Given exercise -> In full and without deviation, write out the entries that follow.

--- Start The data ---

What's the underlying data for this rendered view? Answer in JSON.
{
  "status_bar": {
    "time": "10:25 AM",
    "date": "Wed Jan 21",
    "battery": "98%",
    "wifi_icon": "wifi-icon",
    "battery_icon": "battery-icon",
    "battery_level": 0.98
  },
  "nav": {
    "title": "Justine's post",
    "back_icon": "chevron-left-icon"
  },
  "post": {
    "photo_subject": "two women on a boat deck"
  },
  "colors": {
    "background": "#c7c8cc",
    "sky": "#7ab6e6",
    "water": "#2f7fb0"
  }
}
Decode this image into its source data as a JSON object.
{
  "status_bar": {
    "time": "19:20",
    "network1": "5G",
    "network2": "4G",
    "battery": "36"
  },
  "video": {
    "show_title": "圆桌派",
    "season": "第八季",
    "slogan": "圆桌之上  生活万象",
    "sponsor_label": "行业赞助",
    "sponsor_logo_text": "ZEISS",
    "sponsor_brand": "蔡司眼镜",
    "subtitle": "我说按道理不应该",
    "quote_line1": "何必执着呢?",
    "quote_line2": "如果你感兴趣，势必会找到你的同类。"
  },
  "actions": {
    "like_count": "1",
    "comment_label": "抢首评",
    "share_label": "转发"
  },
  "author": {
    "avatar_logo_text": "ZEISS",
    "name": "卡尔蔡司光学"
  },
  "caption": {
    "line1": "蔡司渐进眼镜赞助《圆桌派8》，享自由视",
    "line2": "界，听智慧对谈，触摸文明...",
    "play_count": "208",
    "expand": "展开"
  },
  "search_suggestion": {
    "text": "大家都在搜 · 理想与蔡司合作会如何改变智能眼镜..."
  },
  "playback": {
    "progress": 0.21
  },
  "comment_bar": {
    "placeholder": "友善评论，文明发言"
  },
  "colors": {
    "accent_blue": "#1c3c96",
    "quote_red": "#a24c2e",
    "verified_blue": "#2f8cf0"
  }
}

--- End The data ---

Completed exercise ->
What's the underlying data for this rendered view? Answer in JSON.
{
  "status_bar": {
    "time": "10:25 AM",
    "date": "Wed Jan 21",
    "battery": "98%",
    "wifi_icon": "wifi-icon",
    "battery_icon": "battery-icon",
    "battery_level": 0.98
  },
  "nav": {
    "title": "Justine's post",
    "back_icon": "chevron-left-icon"
  },
  "post": {
    "photo_subject": "two women on a boat deck"
  },
  "colors": {
    "background": "#c7c8cc",
    "sky": "#7ab6e6",
    "water": "#2f7fb0"
  }
}
Decode this image into its source data as a JSON object.
{
  "status_bar": {
    "time": "19:20",
    "network1": "5G",
    "network2": "4G",
    "battery": "36"
  },
  "video": {
    "show_title": "圆桌派",
    "season": "第八季",
    "slogan": "圆桌之上  生活万象",
    "sponsor_label": "行业赞助",
    "sponsor_logo_text": "ZEISS",
    "sponsor_brand": "蔡司眼镜",
    "subtitle": "我说按道理不应该",
    "quote_line1": "何必执着呢?",
    "quote_line2": "如果你感兴趣，势必会找到你的同类。"
  },
  "actions": {
    "like_count": "1",
    "comment_label": "抢首评",
    "share_label": "转发"
  },
  "author": {
    "avatar_logo_text": "ZEISS",
    "name": "卡尔蔡司光学"
  },
  "caption": {
    "line1": "蔡司渐进眼镜赞助《圆桌派8》，享自由视",
    "line2": "界，听智慧对谈，触摸文明...",
    "play_count": "208",
    "expand": "展开"
  },
  "search_suggestion": {
    "text": "大家都在搜 · 理想与蔡司合作会如何改变智能眼镜..."
  },
  "playback": {
    "progress": 0.21
  },
  "comment_bar": {
    "placeholder": "友善评论，文明发言"
  },
  "colors": {
    "accent_blue": "#1c3c96",
    "quote_red": "#a24c2e",
    "verified_blue": "#2f8cf0"
  }
}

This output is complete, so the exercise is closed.